Written request ▸ Find the word "müßte" in the material below and gather every line that contains it.

[Entries from a dataset]
┌──

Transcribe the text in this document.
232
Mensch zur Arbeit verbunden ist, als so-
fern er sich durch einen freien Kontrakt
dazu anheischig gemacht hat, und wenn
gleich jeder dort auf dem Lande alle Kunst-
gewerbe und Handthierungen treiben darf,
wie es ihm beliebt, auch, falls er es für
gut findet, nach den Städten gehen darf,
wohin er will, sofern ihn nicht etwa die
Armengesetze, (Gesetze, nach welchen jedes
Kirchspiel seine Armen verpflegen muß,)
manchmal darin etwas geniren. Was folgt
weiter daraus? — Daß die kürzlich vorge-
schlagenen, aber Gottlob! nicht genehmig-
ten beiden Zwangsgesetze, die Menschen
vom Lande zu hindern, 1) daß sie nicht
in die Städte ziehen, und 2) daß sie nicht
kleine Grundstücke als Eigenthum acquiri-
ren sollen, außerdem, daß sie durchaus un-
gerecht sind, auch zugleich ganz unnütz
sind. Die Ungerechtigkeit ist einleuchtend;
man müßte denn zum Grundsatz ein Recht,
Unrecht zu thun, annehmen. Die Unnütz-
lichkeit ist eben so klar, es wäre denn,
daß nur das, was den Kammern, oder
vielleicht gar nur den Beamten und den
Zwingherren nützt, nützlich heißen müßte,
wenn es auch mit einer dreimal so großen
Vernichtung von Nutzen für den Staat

└──

Result for this task ▸
man müßte denn zum Grundsatz ein Recht,
Zwingherren nützt, nützlich heißen müßte,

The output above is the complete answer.